Copy whichever lines contain the string "Display".

....

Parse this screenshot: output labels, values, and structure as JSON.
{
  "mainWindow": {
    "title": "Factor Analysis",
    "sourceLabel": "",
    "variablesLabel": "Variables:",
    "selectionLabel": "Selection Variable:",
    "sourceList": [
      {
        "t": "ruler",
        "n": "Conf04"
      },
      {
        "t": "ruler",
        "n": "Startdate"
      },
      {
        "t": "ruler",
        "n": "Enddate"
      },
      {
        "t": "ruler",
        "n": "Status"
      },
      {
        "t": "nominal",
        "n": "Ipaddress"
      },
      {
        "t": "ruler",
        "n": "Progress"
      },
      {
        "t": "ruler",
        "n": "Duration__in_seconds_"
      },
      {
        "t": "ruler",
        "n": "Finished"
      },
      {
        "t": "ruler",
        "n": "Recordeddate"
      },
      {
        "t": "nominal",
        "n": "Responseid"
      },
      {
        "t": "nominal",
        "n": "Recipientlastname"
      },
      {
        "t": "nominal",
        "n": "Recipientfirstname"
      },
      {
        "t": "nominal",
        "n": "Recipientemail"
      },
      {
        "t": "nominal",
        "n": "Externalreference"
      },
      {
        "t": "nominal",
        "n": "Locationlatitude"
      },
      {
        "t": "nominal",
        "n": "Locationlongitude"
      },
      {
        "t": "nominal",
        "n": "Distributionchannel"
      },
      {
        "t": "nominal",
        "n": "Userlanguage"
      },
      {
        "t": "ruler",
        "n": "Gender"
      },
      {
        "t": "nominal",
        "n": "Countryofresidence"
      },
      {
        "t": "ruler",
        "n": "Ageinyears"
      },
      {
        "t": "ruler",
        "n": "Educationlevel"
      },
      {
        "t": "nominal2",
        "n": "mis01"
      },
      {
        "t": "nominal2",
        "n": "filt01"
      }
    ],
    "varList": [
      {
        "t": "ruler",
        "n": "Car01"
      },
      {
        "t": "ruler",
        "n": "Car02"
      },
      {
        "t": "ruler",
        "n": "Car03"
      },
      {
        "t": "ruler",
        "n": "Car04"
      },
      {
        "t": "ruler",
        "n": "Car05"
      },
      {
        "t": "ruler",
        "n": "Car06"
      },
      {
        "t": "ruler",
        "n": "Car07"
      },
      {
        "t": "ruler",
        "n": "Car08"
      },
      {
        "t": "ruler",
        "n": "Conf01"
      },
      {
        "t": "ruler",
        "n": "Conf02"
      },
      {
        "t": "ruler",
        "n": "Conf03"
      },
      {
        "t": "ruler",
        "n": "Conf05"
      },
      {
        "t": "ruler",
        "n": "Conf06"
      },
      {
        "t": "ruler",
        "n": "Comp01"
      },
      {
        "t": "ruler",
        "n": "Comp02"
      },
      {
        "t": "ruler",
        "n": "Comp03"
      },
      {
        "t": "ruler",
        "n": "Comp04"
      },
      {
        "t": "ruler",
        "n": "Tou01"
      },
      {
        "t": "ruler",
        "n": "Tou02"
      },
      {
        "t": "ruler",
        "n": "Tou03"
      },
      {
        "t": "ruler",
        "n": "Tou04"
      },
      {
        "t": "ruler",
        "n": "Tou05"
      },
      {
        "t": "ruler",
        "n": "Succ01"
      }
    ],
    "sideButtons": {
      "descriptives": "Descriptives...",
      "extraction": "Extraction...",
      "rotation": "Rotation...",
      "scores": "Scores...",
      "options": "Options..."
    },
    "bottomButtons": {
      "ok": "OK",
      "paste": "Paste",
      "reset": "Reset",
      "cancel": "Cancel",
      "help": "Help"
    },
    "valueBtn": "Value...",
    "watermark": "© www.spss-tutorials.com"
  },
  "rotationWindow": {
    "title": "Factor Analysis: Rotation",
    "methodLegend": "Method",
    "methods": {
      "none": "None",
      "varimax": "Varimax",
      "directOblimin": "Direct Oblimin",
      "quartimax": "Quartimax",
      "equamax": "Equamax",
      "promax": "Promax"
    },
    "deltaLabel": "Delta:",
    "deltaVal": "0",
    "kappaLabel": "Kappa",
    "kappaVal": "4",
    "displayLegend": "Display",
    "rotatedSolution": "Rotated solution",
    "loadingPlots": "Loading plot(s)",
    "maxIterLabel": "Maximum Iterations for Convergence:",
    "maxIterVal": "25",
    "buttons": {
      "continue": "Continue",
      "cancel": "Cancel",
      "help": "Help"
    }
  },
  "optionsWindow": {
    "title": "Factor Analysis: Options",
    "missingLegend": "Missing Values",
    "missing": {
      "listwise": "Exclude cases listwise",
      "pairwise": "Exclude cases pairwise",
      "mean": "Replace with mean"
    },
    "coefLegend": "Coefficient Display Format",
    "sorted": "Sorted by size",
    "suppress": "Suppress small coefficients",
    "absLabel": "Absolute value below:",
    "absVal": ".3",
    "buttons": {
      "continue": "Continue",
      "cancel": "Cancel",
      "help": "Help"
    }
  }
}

....

▶ WORKED SOLUTION
    "displayLegend": "Display",
    "coefLegend": "Coefficient Display Format",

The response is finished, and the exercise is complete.